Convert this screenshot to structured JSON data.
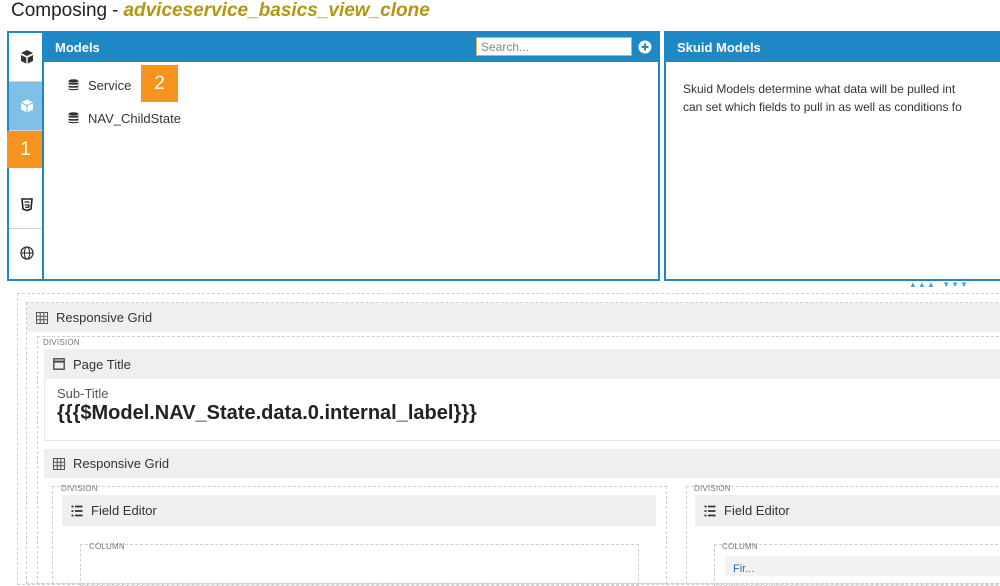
{
  "header": {
    "label": "Composing",
    "separator": "-",
    "page_name": "adviceservice_basics_view_clone"
  },
  "toolbar": {
    "buttons": [
      {
        "icon": "cube-stack-icon",
        "active": false
      },
      {
        "icon": "cube-icon",
        "active": true
      },
      {
        "icon": "css-icon",
        "active": false
      },
      {
        "icon": "globe-icon",
        "active": false
      }
    ],
    "badge_1": "1"
  },
  "models_panel": {
    "title": "Models",
    "search_placeholder": "Search...",
    "badge_2": "2",
    "items": [
      {
        "label": "Service",
        "icon": "database-icon"
      },
      {
        "label": "NAV_ChildState",
        "icon": "database-icon"
      }
    ]
  },
  "info_panel": {
    "title": "Skuid Models",
    "line1": "Skuid Models determine what data will be pulled int",
    "line2": "can set which fields to pull in as well as conditions fo"
  },
  "canvas": {
    "grid1_label": "Responsive Grid",
    "division_label": "DIVISION",
    "page_title_label": "Page Title",
    "subtitle": "Sub-Title",
    "merge_text": "{{{$Model.NAV_State.data.0.internal_label}}}",
    "grid2_label": "Responsive Grid",
    "division_left": "DIVISION",
    "division_right": "DIVISION",
    "field_editor_left": "Field Editor",
    "field_editor_right": "Field Editor",
    "column_left": "COLUMN",
    "column_right": "COLUMN",
    "first_item": "Fir..."
  },
  "colors": {
    "accent": "#1e88c7",
    "badge": "#f7941d",
    "page_name": "#b4960f"
  }
}
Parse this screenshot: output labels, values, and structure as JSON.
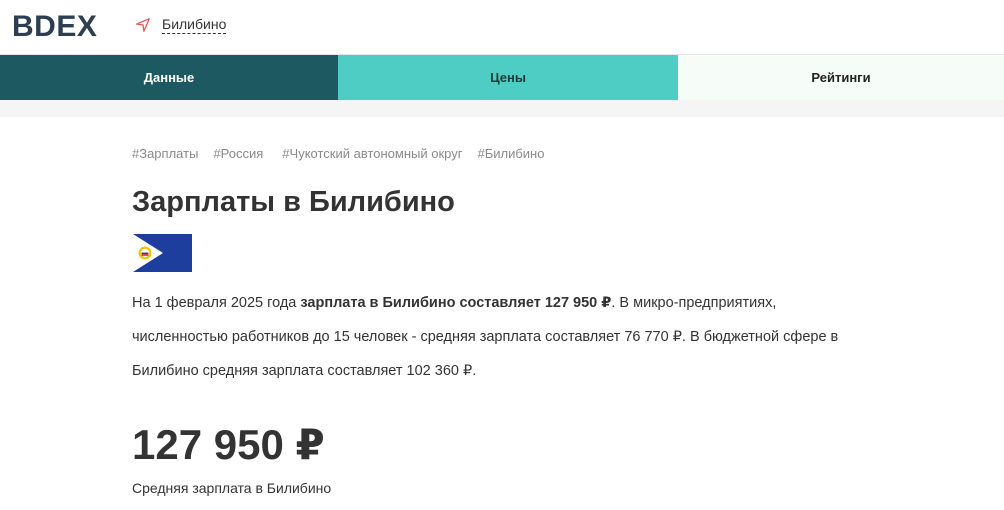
{
  "header": {
    "logo": "BDEX",
    "location": "Билибино"
  },
  "tabs": [
    {
      "label": "Данные"
    },
    {
      "label": "Цены"
    },
    {
      "label": "Рейтинги"
    }
  ],
  "tags": [
    "#Зарплаты",
    "#Россия",
    "#Чукотский автономный округ",
    "#Билибино"
  ],
  "page_title": "Зарплаты в Билибино",
  "description": {
    "part1": "На 1 февраля 2025 года ",
    "bold": "зарплата в Билибино составляет 127 950 ₽",
    "part2": ". В микро-предприятиях, численностью работников до 15 человек - средняя зарплата составляет 76 770 ₽. В бюджетной сфере в Билибино средняя зарплата составляет 102 360 ₽."
  },
  "summary": {
    "value": "127 950 ₽",
    "label": "Средняя зарплата в Билибино"
  },
  "colors": {
    "tab_active": "#1c5960",
    "tab_teal": "#4ecdc4",
    "flag_blue": "#1d3e9c",
    "logo": "#2c3e50"
  }
}
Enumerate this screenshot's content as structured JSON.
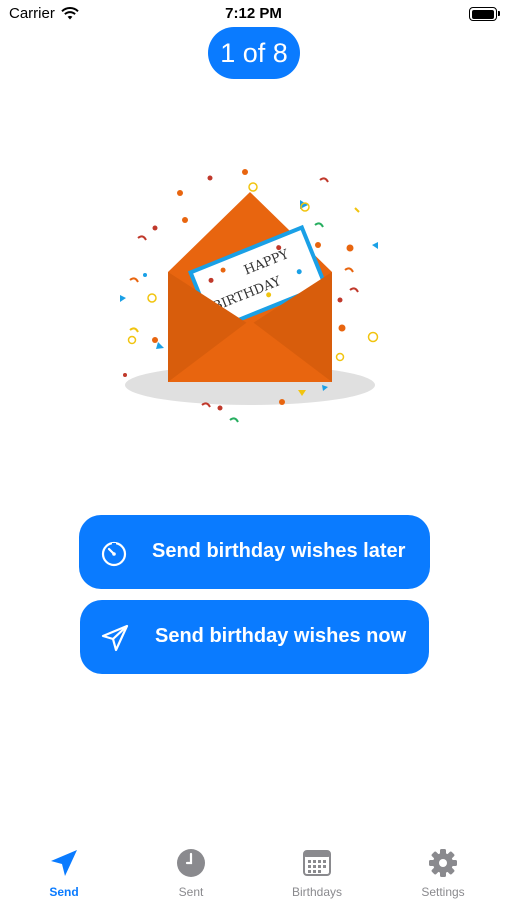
{
  "status_bar": {
    "carrier": "Carrier",
    "time": "7:12 PM",
    "battery_level": 1.0
  },
  "counter": {
    "label": "1 of 8"
  },
  "illustration": {
    "card_line1": "HAPPY",
    "card_line2": "BIRTHDAY",
    "envelope_color": "#e8650f",
    "card_border_color": "#1aa0e6"
  },
  "actions": {
    "later": {
      "label": "Send birthday wishes later",
      "icon": "timer-icon"
    },
    "now": {
      "label": "Send birthday wishes now",
      "icon": "paper-plane-icon"
    }
  },
  "tab_bar": {
    "active": "Send",
    "items": [
      {
        "label": "Send",
        "icon": "paper-plane-icon"
      },
      {
        "label": "Sent",
        "icon": "clock-icon"
      },
      {
        "label": "Birthdays",
        "icon": "calendar-icon"
      },
      {
        "label": "Settings",
        "icon": "gear-icon"
      }
    ]
  },
  "colors": {
    "accent": "#0a7bff",
    "inactive": "#8a8a8e",
    "background": "#ffffff"
  }
}
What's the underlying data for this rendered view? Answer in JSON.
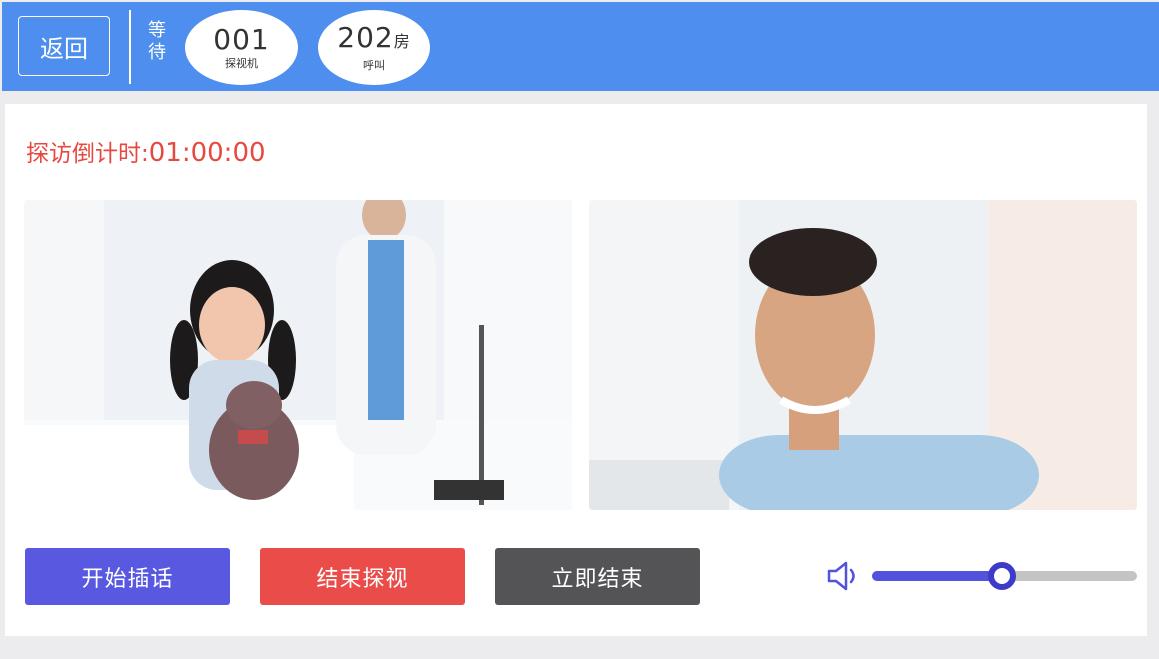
{
  "header": {
    "back_label": "返回",
    "wait_label": "等\n待",
    "terminal": {
      "number": "001",
      "label": "探视机"
    },
    "room": {
      "number": "202",
      "unit": "房",
      "label": "呼叫"
    }
  },
  "countdown": {
    "label": "探访倒计时:",
    "time": "01:00:00"
  },
  "videos": {
    "left_icon": "patient-video-feed",
    "right_icon": "visitor-video-feed"
  },
  "buttons": {
    "interject": "开始插话",
    "end_visit": "结束探视",
    "end_now": "立即结束"
  },
  "volume": {
    "icon": "speaker-icon",
    "level": 0.49
  },
  "colors": {
    "header": "#4d8eee",
    "countdown": "#e5493f",
    "interject": "#5858e0",
    "end_visit": "#ea4c4a",
    "end_now": "#545456",
    "slider_fill": "#5252dc"
  }
}
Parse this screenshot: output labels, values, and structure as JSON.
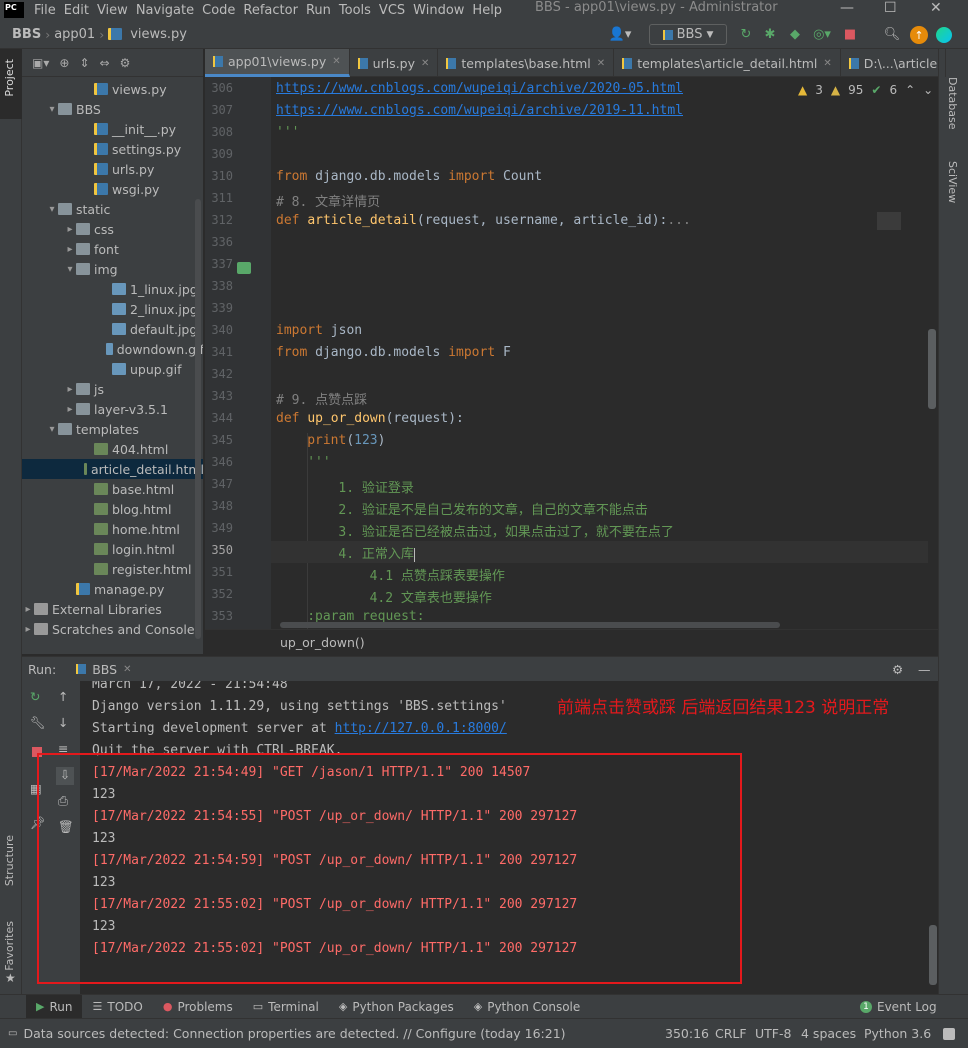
{
  "menubar": {
    "logo": "PC",
    "items": [
      "File",
      "Edit",
      "View",
      "Navigate",
      "Code",
      "Refactor",
      "Run",
      "Tools",
      "VCS",
      "Window",
      "Help"
    ],
    "window_title": "BBS - app01\\views.py - Administrator",
    "min": "—",
    "max": "☐",
    "close": "✕"
  },
  "navbar": {
    "crumbs": [
      "BBS",
      "app01",
      "views.py"
    ],
    "run_config": "BBS"
  },
  "side_tabs": {
    "project": "Project",
    "structure": "Structure",
    "favorites": "Favorites",
    "database": "Database",
    "sciview": "SciView"
  },
  "tree": [
    {
      "label": "views.py",
      "type": "py",
      "depth": 4
    },
    {
      "label": "BBS",
      "type": "folder",
      "depth": 2,
      "arrow": "▾"
    },
    {
      "label": "__init__.py",
      "type": "py",
      "depth": 4
    },
    {
      "label": "settings.py",
      "type": "py",
      "depth": 4
    },
    {
      "label": "urls.py",
      "type": "py",
      "depth": 4
    },
    {
      "label": "wsgi.py",
      "type": "py",
      "depth": 4
    },
    {
      "label": "static",
      "type": "folder",
      "depth": 2,
      "arrow": "▾"
    },
    {
      "label": "css",
      "type": "folder",
      "depth": 3,
      "arrow": "▸"
    },
    {
      "label": "font",
      "type": "folder",
      "depth": 3,
      "arrow": "▸"
    },
    {
      "label": "img",
      "type": "folder",
      "depth": 3,
      "arrow": "▾"
    },
    {
      "label": "1_linux.jpg",
      "type": "img",
      "depth": 5
    },
    {
      "label": "2_linux.jpg",
      "type": "img",
      "depth": 5
    },
    {
      "label": "default.jpg",
      "type": "img",
      "depth": 5
    },
    {
      "label": "downdown.gif",
      "type": "img",
      "depth": 5
    },
    {
      "label": "upup.gif",
      "type": "img",
      "depth": 5
    },
    {
      "label": "js",
      "type": "folder",
      "depth": 3,
      "arrow": "▸"
    },
    {
      "label": "layer-v3.5.1",
      "type": "folder",
      "depth": 3,
      "arrow": "▸"
    },
    {
      "label": "templates",
      "type": "folder",
      "depth": 2,
      "arrow": "▾"
    },
    {
      "label": "404.html",
      "type": "html",
      "depth": 4
    },
    {
      "label": "article_detail.html",
      "type": "html",
      "depth": 4,
      "selected": true
    },
    {
      "label": "base.html",
      "type": "html",
      "depth": 4
    },
    {
      "label": "blog.html",
      "type": "html",
      "depth": 4
    },
    {
      "label": "home.html",
      "type": "html",
      "depth": 4
    },
    {
      "label": "login.html",
      "type": "html",
      "depth": 4
    },
    {
      "label": "register.html",
      "type": "html",
      "depth": 4
    },
    {
      "label": "manage.py",
      "type": "py",
      "depth": 3
    },
    {
      "label": "External Libraries",
      "type": "lib",
      "depth": 1,
      "arrow": "▸"
    },
    {
      "label": "Scratches and Consoles",
      "type": "lib",
      "depth": 1,
      "arrow": "▸"
    }
  ],
  "tabs": [
    {
      "label": "app01\\views.py",
      "active": true
    },
    {
      "label": "urls.py"
    },
    {
      "label": "templates\\base.html"
    },
    {
      "label": "templates\\article_detail.html"
    },
    {
      "label": "D:\\...\\article"
    }
  ],
  "inspections": {
    "warnings": "3",
    "weak": "95",
    "ok": "6"
  },
  "line_numbers": [
    "306",
    "307",
    "308",
    "309",
    "310",
    "311",
    "312",
    "336",
    "337",
    "338",
    "339",
    "340",
    "341",
    "342",
    "343",
    "344",
    "345",
    "346",
    "347",
    "348",
    "349",
    "350",
    "351",
    "352",
    "353"
  ],
  "code": {
    "l306": "https://www.cnblogs.com/wupeiqi/archive/2020-05.html",
    "l307": "https://www.cnblogs.com/wupeiqi/archive/2019-11.html",
    "l308": "'''",
    "l310_kw1": "from",
    "l310_mod": " django.db.models ",
    "l310_kw2": "import",
    "l310_name": " Count",
    "l311": "# 8. 文章详情页",
    "l312_kw": "def",
    "l312_fn": "article_detail",
    "l312_args": "(request, username, article_id):",
    "l312_fold": "...",
    "l340_kw": "import",
    "l340_name": " json",
    "l341_kw1": "from",
    "l341_mod": " django.db.models ",
    "l341_kw2": "import",
    "l341_name": " F",
    "l343": "# 9. 点赞点踩",
    "l344_kw": "def",
    "l344_fn": "up_or_down",
    "l344_args": "(request):",
    "l345_fn": "print",
    "l345_open": "(",
    "l345_num": "123",
    "l345_close": ")",
    "l346": "'''",
    "l347": "1. 验证登录",
    "l348": "2. 验证是不是自己发布的文章，自己的文章不能点击",
    "l349": "3. 验证是否已经被点击过，如果点击过了，就不要在点了",
    "l350": "4. 正常入库",
    "l351": "4.1 点赞点踩表要操作",
    "l352": "4.2 文章表也要操作",
    "l353": ":param request:"
  },
  "editor_breadcrumb": "up_or_down()",
  "run": {
    "label": "Run:",
    "config": "BBS",
    "lines": [
      {
        "text": "March 17, 2022 - 21:54:48",
        "red": false
      },
      {
        "text": "Django version 1.11.29, using settings 'BBS.settings'",
        "red": false
      },
      {
        "text": "Starting development server at ",
        "red": false,
        "link": "http://127.0.0.1:8000/"
      },
      {
        "text": "Quit the server with CTRL-BREAK.",
        "red": false
      },
      {
        "text": "[17/Mar/2022 21:54:49] \"GET /jason/1 HTTP/1.1\" 200 14507",
        "red": true
      },
      {
        "text": "123",
        "red": false
      },
      {
        "text": "[17/Mar/2022 21:54:55] \"POST /up_or_down/ HTTP/1.1\" 200 297127",
        "red": true
      },
      {
        "text": "123",
        "red": false
      },
      {
        "text": "[17/Mar/2022 21:54:59] \"POST /up_or_down/ HTTP/1.1\" 200 297127",
        "red": true
      },
      {
        "text": "123",
        "red": false
      },
      {
        "text": "[17/Mar/2022 21:55:02] \"POST /up_or_down/ HTTP/1.1\" 200 297127",
        "red": true
      },
      {
        "text": "123",
        "red": false
      },
      {
        "text": "[17/Mar/2022 21:55:02] \"POST /up_or_down/ HTTP/1.1\" 200 297127",
        "red": true
      }
    ]
  },
  "annotation": "前端点击赞或踩 后端返回结果123 说明正常",
  "bottom_tabs": [
    "Run",
    "TODO",
    "Problems",
    "Terminal",
    "Python Packages",
    "Python Console"
  ],
  "event_log": "Event Log",
  "status": {
    "message": "Data sources detected: Connection properties are detected. // Configure (today 16:21)",
    "position": "350:16",
    "line_sep": "CRLF",
    "encoding": "UTF-8",
    "indent": "4 spaces",
    "interpreter": "Python 3.6"
  },
  "colors": {
    "accent": "#4a88c7",
    "annotation": "#e4191c",
    "log_red": "#ff6b68"
  }
}
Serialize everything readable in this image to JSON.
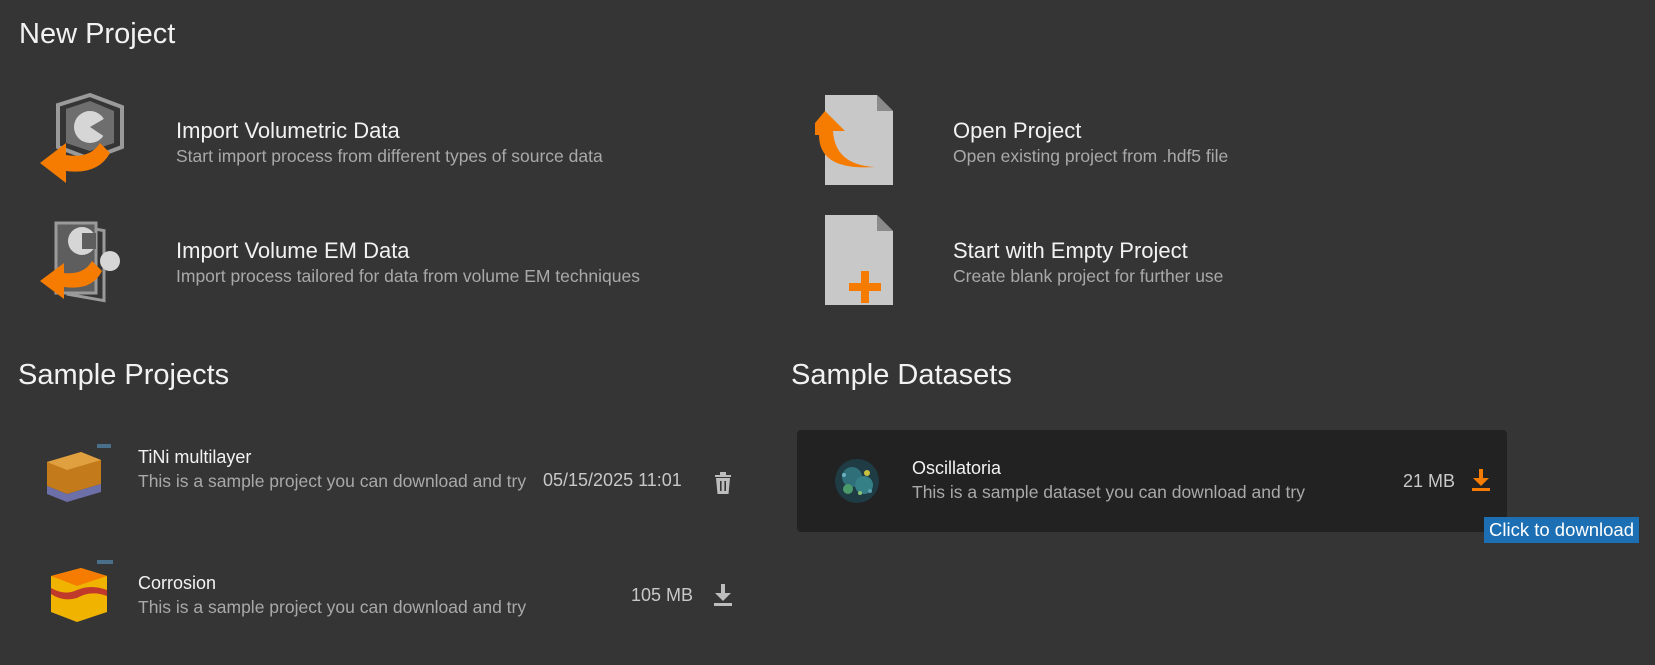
{
  "new_project": {
    "heading": "New Project",
    "actions": [
      {
        "title": "Import Volumetric Data",
        "subtitle": "Start import process from different types of source data",
        "icon": "import-volumetric-icon"
      },
      {
        "title": "Open Project",
        "subtitle": "Open existing project from .hdf5 file",
        "icon": "open-file-icon"
      },
      {
        "title": "Import Volume EM Data",
        "subtitle": "Import process tailored for data from volume EM techniques",
        "icon": "import-em-icon"
      },
      {
        "title": "Start with Empty Project",
        "subtitle": "Create blank project for further use",
        "icon": "new-file-icon"
      }
    ]
  },
  "sample_projects": {
    "heading": "Sample Projects",
    "items": [
      {
        "title": "TiNi multilayer",
        "subtitle": "This is a sample project you can download and try",
        "meta": "05/15/2025 11:01",
        "action_icon": "trash-icon"
      },
      {
        "title": "Corrosion",
        "subtitle": "This is a sample project you can download and try",
        "meta": "105 MB",
        "action_icon": "download-icon"
      }
    ]
  },
  "sample_datasets": {
    "heading": "Sample Datasets",
    "items": [
      {
        "title": "Oscillatoria",
        "subtitle": "This is a sample dataset you can download and try",
        "meta": "21 MB",
        "action_icon": "download-icon"
      }
    ],
    "tooltip": "Click to download"
  },
  "colors": {
    "background": "#353535",
    "accent": "#f57c00",
    "card": "#222222",
    "tooltip": "#1d6fb3"
  }
}
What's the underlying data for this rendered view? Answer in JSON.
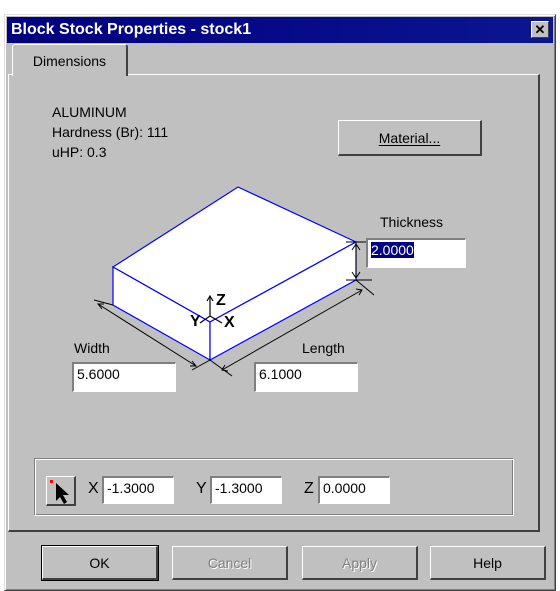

- - - - -

**What needs to be done:** Reproduce each line of the material containing the word "feed".

**Worked answer:**
    "left_icon": "patient-video-feed",
    "right_icon": "visitor-video-feed"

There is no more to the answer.